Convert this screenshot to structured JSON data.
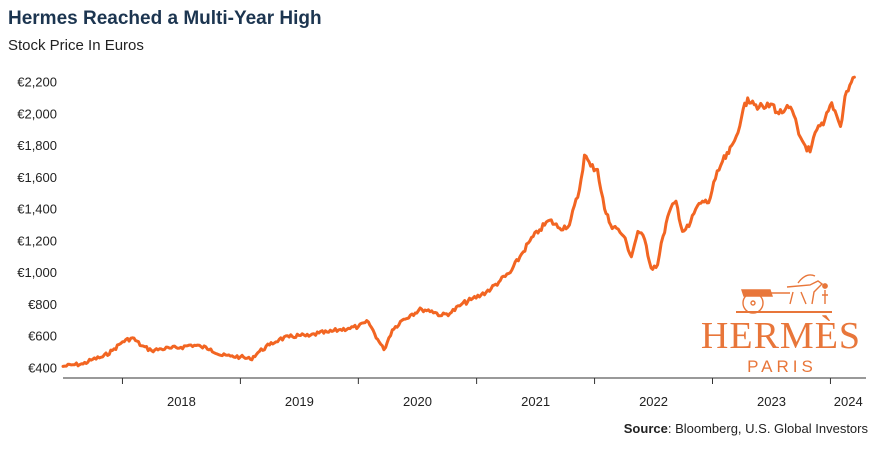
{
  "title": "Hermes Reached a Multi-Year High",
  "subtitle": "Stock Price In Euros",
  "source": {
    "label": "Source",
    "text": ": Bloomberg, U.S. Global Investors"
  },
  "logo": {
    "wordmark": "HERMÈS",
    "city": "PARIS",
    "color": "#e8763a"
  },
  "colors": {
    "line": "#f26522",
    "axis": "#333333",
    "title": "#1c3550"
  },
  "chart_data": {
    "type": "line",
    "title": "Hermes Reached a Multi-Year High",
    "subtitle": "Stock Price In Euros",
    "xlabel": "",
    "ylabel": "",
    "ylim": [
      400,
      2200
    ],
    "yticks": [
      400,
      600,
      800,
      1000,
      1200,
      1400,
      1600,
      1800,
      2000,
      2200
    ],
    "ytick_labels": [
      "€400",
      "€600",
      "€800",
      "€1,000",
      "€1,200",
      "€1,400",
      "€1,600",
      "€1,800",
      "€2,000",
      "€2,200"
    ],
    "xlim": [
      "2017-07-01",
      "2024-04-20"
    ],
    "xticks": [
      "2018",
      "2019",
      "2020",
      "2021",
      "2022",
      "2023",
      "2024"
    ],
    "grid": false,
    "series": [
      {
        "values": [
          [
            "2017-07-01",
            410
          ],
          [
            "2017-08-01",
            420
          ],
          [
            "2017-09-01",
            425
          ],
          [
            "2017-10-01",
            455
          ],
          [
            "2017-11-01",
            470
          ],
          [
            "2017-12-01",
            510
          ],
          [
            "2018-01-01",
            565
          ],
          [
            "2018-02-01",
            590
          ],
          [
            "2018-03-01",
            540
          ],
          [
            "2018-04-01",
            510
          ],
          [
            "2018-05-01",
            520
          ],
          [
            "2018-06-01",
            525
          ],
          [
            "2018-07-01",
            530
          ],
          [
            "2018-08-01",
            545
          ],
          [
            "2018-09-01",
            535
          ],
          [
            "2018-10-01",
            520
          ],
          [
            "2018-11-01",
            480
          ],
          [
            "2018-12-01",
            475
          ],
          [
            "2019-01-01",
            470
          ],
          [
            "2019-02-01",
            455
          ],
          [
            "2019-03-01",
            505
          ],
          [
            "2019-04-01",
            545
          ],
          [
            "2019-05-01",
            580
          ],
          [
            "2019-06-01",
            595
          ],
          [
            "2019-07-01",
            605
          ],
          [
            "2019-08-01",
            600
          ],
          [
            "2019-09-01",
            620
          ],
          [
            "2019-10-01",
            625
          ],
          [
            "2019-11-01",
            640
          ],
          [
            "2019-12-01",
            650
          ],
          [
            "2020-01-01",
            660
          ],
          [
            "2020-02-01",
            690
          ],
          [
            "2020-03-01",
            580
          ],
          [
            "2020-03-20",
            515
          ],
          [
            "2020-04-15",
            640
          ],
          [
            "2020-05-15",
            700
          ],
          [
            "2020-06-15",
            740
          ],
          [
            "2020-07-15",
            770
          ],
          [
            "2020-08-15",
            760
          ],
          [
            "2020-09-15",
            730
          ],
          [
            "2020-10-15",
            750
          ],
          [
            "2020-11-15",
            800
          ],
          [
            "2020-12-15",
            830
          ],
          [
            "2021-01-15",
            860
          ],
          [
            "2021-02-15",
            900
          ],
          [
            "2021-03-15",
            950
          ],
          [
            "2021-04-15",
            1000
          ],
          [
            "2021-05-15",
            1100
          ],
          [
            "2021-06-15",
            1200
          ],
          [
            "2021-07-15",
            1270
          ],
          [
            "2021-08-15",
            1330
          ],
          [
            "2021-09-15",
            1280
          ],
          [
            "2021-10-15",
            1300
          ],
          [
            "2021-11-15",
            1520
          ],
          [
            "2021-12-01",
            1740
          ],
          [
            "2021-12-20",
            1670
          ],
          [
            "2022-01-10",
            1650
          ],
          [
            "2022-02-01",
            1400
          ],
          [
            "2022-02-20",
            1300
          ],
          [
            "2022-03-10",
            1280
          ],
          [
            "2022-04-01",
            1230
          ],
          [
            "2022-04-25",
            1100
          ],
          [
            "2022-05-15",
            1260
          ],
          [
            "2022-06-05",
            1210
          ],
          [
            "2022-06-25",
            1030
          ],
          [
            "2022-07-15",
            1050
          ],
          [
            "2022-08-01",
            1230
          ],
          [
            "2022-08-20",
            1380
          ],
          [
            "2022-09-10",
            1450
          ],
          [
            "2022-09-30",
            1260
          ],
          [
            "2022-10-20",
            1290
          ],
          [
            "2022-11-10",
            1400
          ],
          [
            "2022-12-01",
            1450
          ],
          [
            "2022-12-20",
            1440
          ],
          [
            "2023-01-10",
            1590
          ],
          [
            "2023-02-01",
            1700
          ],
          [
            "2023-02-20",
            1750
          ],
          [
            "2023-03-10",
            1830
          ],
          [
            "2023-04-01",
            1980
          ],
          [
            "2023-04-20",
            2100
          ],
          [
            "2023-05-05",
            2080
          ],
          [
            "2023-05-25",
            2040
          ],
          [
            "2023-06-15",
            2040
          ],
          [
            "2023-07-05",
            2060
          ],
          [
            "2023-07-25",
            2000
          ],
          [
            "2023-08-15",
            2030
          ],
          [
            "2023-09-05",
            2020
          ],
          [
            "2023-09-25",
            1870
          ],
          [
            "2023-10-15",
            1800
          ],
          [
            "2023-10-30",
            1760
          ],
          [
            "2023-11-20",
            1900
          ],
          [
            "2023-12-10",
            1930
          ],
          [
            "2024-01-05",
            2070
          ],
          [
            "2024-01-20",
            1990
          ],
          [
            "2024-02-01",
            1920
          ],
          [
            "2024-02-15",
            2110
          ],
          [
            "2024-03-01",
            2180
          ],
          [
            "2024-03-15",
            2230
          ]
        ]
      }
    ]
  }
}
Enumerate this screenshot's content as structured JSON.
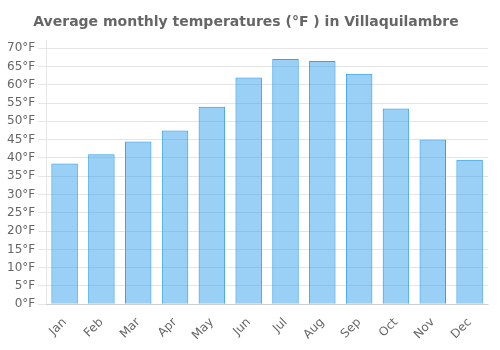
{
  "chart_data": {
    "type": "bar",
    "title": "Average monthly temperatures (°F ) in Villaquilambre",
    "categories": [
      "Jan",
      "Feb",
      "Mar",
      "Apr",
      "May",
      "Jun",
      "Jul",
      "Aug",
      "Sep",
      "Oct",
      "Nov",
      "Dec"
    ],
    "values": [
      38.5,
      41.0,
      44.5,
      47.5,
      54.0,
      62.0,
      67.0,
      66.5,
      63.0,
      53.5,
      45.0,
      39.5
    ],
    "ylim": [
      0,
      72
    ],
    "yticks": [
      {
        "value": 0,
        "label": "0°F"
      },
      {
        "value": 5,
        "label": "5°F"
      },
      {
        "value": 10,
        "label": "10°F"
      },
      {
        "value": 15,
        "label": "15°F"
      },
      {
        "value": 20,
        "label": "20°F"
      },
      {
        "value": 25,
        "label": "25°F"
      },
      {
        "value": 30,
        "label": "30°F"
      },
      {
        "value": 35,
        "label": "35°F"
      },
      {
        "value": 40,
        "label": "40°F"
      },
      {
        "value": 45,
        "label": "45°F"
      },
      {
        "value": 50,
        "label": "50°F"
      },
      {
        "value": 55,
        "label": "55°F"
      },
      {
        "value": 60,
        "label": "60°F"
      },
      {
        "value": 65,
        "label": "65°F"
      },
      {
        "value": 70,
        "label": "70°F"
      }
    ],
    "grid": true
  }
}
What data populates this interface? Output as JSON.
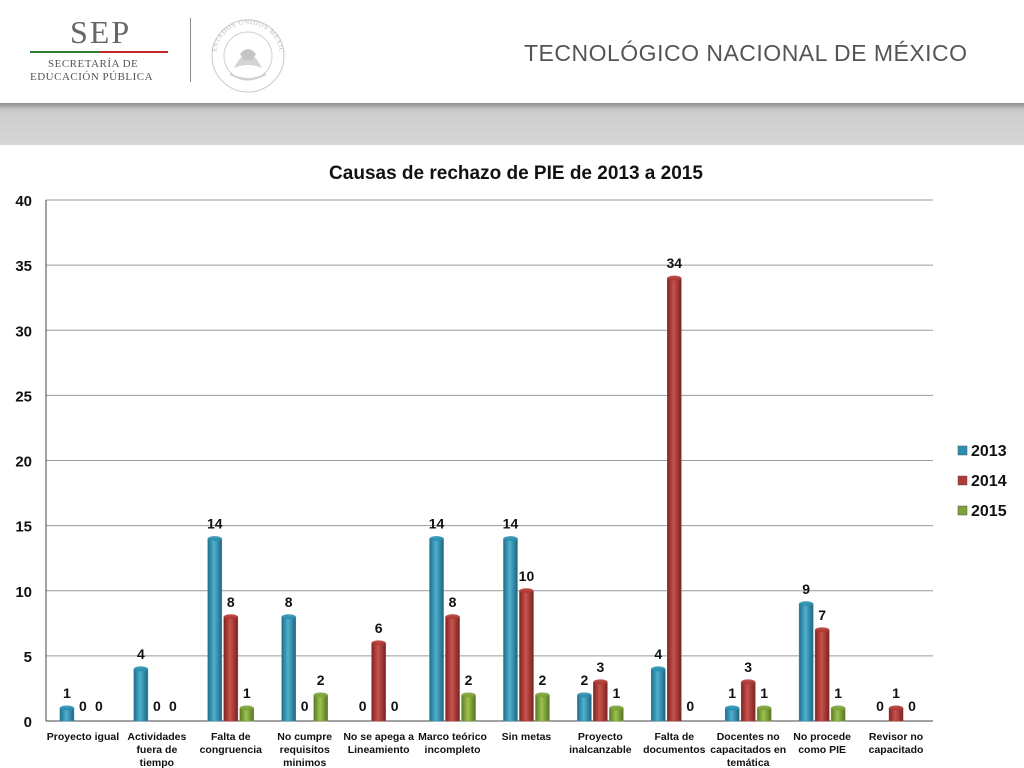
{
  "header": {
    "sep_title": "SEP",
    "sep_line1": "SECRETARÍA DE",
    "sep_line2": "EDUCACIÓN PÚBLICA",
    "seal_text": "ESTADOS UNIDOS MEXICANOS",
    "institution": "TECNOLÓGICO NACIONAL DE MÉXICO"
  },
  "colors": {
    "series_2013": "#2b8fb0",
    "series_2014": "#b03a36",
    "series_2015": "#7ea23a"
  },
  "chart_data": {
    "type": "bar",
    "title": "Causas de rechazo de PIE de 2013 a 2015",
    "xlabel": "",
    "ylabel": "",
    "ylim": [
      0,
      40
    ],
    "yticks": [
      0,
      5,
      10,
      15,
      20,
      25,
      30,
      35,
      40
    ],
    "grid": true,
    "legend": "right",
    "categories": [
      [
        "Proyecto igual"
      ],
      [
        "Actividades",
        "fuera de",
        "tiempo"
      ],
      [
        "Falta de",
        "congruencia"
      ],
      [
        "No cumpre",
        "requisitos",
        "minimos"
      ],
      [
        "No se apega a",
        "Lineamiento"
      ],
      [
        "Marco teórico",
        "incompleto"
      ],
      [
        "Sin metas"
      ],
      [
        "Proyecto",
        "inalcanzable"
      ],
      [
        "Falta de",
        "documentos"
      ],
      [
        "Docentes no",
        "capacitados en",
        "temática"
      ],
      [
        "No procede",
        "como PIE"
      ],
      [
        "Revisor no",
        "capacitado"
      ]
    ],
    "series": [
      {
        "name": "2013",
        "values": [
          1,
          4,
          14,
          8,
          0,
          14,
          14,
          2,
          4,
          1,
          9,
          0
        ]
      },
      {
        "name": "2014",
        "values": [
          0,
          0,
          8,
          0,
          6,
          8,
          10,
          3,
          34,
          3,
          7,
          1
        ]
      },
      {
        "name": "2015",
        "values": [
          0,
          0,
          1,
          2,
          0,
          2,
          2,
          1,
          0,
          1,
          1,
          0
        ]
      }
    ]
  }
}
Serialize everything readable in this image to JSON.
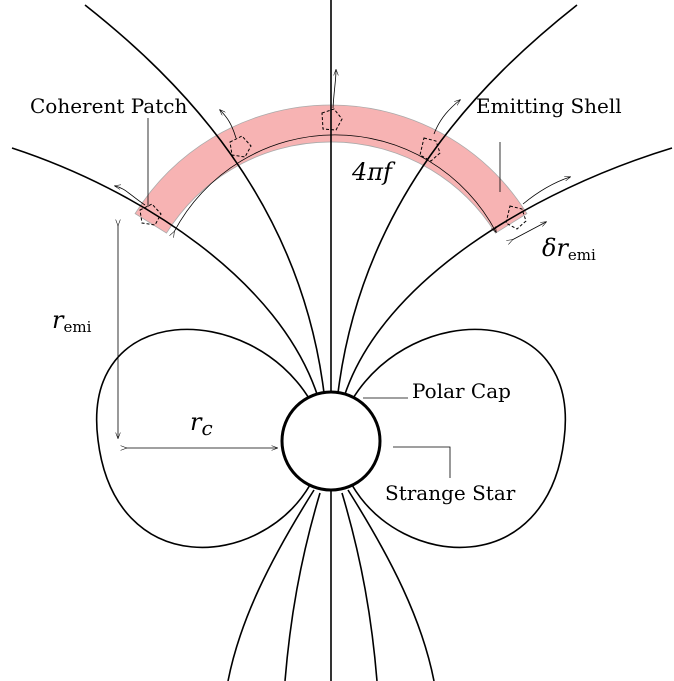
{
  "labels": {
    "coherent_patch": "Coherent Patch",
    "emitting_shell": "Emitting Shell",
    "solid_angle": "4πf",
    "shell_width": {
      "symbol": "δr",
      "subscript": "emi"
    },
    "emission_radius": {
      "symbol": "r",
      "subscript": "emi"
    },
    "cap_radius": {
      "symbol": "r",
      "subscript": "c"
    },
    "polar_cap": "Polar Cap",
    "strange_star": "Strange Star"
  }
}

§ REQUIRED WORK:
From the entries above, list each line with "Year" in it.

§ FULL ANSWER:
  "title": "Hermes Reached a Multi-Year High",
    "title": "Hermes Reached a Multi-Year High",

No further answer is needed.